--- GOAL ---
Return every line of the records, unchanged, from the line containing "tweet-text: ใครอวย ผู้ชาย" down to the line containing "tweet-text: เป็นเอามากสุดๆผช เพิ่งคบกันเพิ่งเลิกกันแ…", with both of those lines included.

--- MATERIALS PROVIDED ---
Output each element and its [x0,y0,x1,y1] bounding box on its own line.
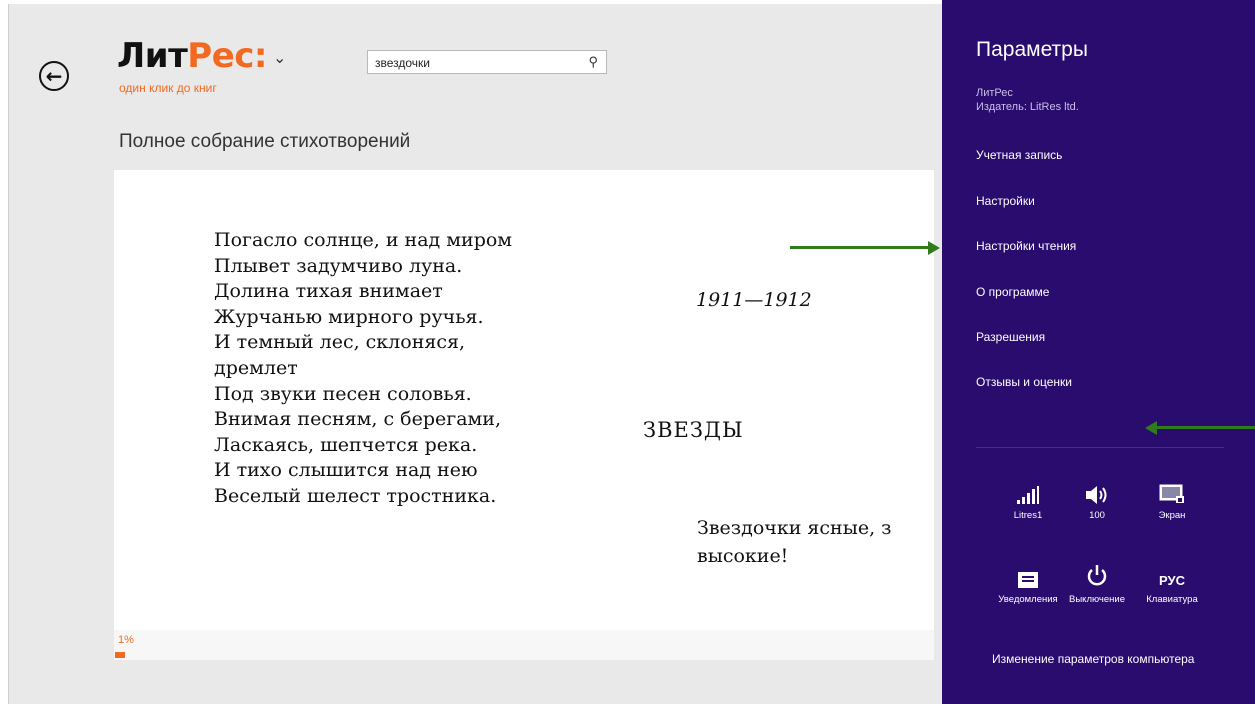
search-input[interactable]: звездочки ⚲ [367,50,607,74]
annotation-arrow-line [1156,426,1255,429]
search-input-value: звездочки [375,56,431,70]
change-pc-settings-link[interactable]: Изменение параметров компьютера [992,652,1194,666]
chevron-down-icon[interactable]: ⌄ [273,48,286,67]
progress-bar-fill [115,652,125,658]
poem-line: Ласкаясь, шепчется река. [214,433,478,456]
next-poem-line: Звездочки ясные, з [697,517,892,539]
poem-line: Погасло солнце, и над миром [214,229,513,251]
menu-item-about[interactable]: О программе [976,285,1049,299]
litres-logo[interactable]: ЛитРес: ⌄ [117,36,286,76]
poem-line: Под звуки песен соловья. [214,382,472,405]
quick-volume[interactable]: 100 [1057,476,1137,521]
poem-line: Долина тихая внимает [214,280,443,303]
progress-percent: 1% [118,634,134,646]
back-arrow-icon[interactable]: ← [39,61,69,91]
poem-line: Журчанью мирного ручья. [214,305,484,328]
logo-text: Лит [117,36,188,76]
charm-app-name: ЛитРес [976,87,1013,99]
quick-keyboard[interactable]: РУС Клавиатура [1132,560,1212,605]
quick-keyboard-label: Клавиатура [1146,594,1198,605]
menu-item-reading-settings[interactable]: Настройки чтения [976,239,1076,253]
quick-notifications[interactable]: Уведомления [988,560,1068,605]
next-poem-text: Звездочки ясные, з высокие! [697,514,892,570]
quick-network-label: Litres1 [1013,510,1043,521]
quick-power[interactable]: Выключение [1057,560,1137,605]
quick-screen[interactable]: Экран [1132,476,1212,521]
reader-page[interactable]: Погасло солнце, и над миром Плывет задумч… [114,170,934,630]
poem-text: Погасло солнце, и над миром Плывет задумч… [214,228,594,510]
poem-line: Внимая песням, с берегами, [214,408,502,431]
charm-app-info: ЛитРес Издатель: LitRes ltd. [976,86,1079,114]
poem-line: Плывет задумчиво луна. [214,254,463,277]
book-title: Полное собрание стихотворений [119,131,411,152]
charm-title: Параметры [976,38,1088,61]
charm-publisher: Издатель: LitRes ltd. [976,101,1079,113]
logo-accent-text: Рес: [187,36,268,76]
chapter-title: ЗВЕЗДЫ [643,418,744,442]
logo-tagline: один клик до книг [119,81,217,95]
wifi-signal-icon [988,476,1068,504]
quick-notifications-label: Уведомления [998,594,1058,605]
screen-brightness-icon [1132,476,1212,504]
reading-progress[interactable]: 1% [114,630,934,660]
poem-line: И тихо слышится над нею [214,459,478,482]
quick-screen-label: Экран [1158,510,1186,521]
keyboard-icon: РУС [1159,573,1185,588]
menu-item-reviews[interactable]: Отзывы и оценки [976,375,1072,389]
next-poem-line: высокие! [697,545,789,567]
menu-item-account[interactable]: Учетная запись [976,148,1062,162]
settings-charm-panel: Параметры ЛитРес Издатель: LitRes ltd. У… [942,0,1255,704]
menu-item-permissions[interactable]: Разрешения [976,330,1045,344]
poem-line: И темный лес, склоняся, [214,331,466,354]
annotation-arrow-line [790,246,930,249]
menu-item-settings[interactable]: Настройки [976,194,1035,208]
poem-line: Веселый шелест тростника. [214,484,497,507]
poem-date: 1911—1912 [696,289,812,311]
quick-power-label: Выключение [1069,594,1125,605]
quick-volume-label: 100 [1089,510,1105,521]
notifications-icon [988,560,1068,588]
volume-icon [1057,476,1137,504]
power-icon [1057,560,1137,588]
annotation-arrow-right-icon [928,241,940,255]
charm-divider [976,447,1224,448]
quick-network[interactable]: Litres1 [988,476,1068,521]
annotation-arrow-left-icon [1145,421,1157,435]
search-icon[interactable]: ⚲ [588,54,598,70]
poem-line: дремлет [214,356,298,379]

...

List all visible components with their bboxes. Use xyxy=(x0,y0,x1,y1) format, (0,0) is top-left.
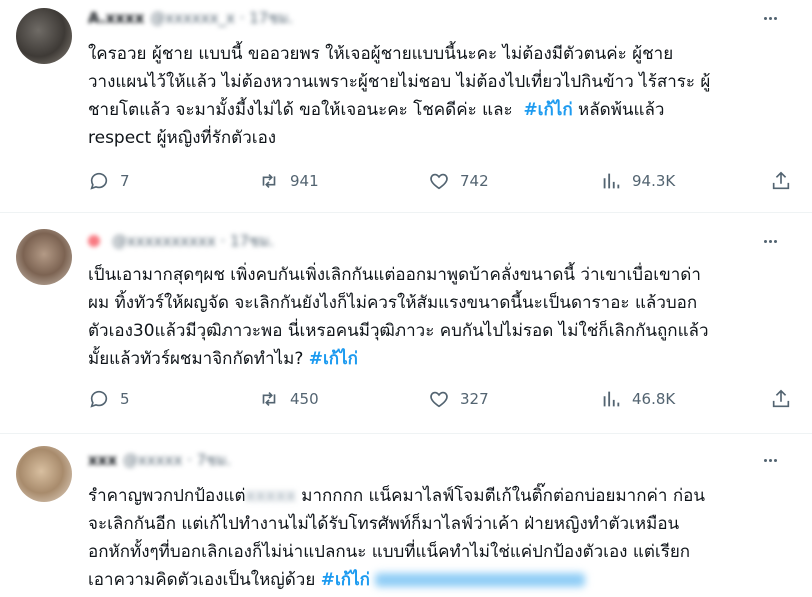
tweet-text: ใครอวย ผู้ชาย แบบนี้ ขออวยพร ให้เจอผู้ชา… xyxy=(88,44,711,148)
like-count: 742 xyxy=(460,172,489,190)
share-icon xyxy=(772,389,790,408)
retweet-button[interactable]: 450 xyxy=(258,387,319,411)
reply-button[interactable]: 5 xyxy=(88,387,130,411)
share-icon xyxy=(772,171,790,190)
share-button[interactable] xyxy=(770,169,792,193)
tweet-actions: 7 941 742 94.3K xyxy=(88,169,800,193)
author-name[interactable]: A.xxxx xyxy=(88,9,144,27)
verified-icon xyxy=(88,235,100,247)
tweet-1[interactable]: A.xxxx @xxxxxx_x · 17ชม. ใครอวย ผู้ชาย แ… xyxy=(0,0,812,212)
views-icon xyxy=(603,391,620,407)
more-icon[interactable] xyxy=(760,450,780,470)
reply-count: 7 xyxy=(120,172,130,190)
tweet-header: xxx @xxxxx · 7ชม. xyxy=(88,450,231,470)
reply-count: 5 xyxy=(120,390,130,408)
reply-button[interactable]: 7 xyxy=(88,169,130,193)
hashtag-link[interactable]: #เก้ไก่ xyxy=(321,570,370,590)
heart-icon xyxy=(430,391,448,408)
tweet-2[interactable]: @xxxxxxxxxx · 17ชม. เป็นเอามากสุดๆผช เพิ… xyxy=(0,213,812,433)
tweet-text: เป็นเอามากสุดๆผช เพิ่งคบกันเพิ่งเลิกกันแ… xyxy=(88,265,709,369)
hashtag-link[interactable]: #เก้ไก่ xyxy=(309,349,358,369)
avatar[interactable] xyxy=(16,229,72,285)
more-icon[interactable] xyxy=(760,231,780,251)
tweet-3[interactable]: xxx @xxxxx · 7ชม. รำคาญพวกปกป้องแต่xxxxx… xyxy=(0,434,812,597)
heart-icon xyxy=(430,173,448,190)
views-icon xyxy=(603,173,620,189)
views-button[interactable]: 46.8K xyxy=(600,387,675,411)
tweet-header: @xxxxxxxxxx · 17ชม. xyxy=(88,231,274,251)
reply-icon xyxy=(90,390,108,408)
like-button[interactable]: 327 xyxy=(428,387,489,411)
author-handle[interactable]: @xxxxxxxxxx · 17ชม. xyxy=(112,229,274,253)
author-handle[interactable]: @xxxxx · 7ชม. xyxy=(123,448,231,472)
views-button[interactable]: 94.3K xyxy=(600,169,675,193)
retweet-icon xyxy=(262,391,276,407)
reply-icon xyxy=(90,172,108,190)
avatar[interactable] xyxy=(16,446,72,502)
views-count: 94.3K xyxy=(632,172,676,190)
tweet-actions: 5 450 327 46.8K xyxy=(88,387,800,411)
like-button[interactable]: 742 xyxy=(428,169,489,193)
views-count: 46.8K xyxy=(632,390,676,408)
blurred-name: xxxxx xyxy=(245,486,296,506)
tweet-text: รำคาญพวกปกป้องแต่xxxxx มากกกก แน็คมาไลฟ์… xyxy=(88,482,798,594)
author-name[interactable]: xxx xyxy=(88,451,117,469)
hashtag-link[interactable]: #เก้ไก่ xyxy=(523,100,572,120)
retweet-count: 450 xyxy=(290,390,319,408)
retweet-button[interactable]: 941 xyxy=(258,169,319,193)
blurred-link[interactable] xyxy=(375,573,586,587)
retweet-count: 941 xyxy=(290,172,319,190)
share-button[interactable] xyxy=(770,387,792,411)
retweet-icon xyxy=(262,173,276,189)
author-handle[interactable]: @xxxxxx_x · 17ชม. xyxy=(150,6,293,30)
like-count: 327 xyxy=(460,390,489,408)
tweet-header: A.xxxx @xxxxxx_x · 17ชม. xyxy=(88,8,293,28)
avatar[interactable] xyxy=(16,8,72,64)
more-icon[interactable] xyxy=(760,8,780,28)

--- RESPONSE ---
tweet-text: ใครอวย ผู้ชาย แบบนี้ ขออวยพร ให้เจอผู้ชา… xyxy=(88,44,711,148)
like-count: 742 xyxy=(460,172,489,190)
share-icon xyxy=(772,389,790,408)
retweet-button[interactable]: 450 xyxy=(258,387,319,411)
reply-button[interactable]: 5 xyxy=(88,387,130,411)
share-icon xyxy=(772,171,790,190)
share-button[interactable] xyxy=(770,169,792,193)
tweet-actions: 7 941 742 94.3K xyxy=(88,169,800,193)
author-name[interactable]: A.xxxx xyxy=(88,9,144,27)
verified-icon xyxy=(88,235,100,247)
tweet-1[interactable]: A.xxxx @xxxxxx_x · 17ชม. ใครอวย ผู้ชาย แ… xyxy=(0,0,812,212)
views-icon xyxy=(603,391,620,407)
more-icon[interactable] xyxy=(760,450,780,470)
reply-count: 7 xyxy=(120,172,130,190)
tweet-header: xxx @xxxxx · 7ชม. xyxy=(88,450,231,470)
reply-count: 5 xyxy=(120,390,130,408)
reply-button[interactable]: 7 xyxy=(88,169,130,193)
hashtag-link[interactable]: #เก้ไก่ xyxy=(321,570,370,590)
heart-icon xyxy=(430,391,448,408)
tweet-2[interactable]: @xxxxxxxxxx · 17ชม. เป็นเอามากสุดๆผช เพิ… xyxy=(0,213,812,433)
tweet-text: เป็นเอามากสุดๆผช เพิ่งคบกันเพิ่งเลิกกันแ… xyxy=(88,265,709,369)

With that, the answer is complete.